What to do:
• a. Do the following statements agree with the passage on renal tubule reabsorption below? Answer yes or no for each, and quote the words from the passage that decide it.
(i) The 10-kg beagle forms 53.3 L of glomerular filtrate each day.
(ii) The proximal tubule reabsorbs about 99% of the filtered glucose.
(iii) The ultrafiltrate has a much lower concentration of salts than plasma.
• b. Write a continuation of the passage on renal tubule reabsorption, picking up after its final sentence.

Exercise passage:
The Renal Tubule Reabsorbs Filtered Substances

The bulk of the ultrafiltrate formed in the glomerulus must be reabsorbed by the renal tubules rather than excreted in the urine. To understand the importance of tubule reabsorption of filtered substances, consider the 10-kg beagle that forms 53.3 L of glomerular filtrate each day. The ultrafiltrate contains virtually the same concentration of salts and glucose as plasma; without tubular reabsorption, the urinary loss of sodium, chloride, potassium, bicarbonate, and glucose alone would total more than 500 g of solute. Without tubular reabsorption, the beagle would need to replace these losses constantly throughout the day by eating more than a pound of salts and drinking more than 50 L of water at the same rate as the urinary loss to maintain fluid and salt balance.

Fortunately, the renal tubule efficiently retrieves these and other constituents of the ultrafiltrate. Figure 42-1 illustrates the percentages of various filtered substances that remain in the tubule fluid at different points along the tubule. One hundred percent of the filtered glucose is reabsorbed by the proximal tubule; by the time the final urine is formed in the terminal collecting duct, approximately 99% of the filtered water and sodium has been retrieved.

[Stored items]
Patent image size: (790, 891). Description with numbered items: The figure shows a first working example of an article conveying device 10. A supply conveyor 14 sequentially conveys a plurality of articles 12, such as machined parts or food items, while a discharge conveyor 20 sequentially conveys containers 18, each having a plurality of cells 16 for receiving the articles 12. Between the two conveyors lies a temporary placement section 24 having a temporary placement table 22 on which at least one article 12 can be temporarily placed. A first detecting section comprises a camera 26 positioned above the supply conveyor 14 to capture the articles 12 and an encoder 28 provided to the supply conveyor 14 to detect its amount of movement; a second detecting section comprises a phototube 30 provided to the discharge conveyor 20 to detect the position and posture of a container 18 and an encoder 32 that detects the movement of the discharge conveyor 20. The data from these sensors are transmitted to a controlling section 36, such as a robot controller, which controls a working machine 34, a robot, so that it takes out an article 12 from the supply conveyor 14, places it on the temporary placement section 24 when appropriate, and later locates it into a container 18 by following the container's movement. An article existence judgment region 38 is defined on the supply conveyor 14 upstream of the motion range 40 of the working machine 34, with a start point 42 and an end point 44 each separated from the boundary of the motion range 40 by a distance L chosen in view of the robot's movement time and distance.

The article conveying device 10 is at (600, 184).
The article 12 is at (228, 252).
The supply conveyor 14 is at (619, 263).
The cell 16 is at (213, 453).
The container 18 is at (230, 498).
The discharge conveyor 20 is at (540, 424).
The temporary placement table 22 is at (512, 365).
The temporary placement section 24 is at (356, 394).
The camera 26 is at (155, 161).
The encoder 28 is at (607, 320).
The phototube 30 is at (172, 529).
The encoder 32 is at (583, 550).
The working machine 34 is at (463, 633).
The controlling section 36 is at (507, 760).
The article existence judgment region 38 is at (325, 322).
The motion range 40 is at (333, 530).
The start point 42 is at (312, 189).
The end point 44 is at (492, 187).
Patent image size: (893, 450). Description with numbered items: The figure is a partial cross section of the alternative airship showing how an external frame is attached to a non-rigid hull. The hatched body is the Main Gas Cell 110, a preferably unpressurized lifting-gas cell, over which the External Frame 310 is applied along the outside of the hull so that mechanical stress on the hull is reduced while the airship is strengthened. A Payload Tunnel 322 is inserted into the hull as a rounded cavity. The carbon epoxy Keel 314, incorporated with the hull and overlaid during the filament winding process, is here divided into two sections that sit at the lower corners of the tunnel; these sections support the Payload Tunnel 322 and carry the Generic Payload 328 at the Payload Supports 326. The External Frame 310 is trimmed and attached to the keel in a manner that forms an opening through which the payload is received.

Responses by item number:
• a.
(i) Yes: "consider the 10-kg beagle that forms 53.3 L of glomerular filtrate each day"
(ii) No: "One hundred percent of the filtered glucose is reabsorbed by the proximal tubule"
(iii) No: "The ultrafiltrate contains virtually the same concentration of salts and glucose as plasma"

• b.
Renal Tubule Function May Be Assessed by Determining Fractional Excretion Rate

The net rate of tubular reabsorption and secretion of a filtered substance is expressed as the fractional excretion rate. The fractional excretion rate of a substance X is the ratio of the urinary concentration of X (U_X) to the plasma concentration of X (P_X) divided by the urinary/plasma (U/P) ratio of a reference substance that is neither secreted nor reabsorbed. Relating U_X/P_X to the U/P ratio of a reference substance eliminates the confounding effect of water reabsorption on the urinary concentration of X. In experimental settings the urinary and plasma concentrations of inulin during a constant inulin infusion may be used for reference. However, it is more practical in clinical situations to use creatinine as the reference substance. Therefore the fractional excretion rate of X (FE_X) is determined by the following equation:

FEX=UX/PX÷Ucreatinine/Pcreatinine

where U_creatinine and P_creatinine are the urinary and plasma concentrations of creatinine. By multiplying FE_X by 100, the fractional excretion rate is expressed as the percentage of filtered X that is excreted. The fractional excretion rate, typically of sodium, can be used to assess the functional integrity of the renal tubules in clinical cases of acute renal failure.

The Proximal Tubule Reabsorbs the Bulk of Filtered Solutes

The rate of reabsorption and secretion of filtered substances varies among segments of the renal tubule. In general, the proximal tubule reabsorbs more of the ultrafiltrate than the other tubule segments combined, at least 60% of most filtered substances.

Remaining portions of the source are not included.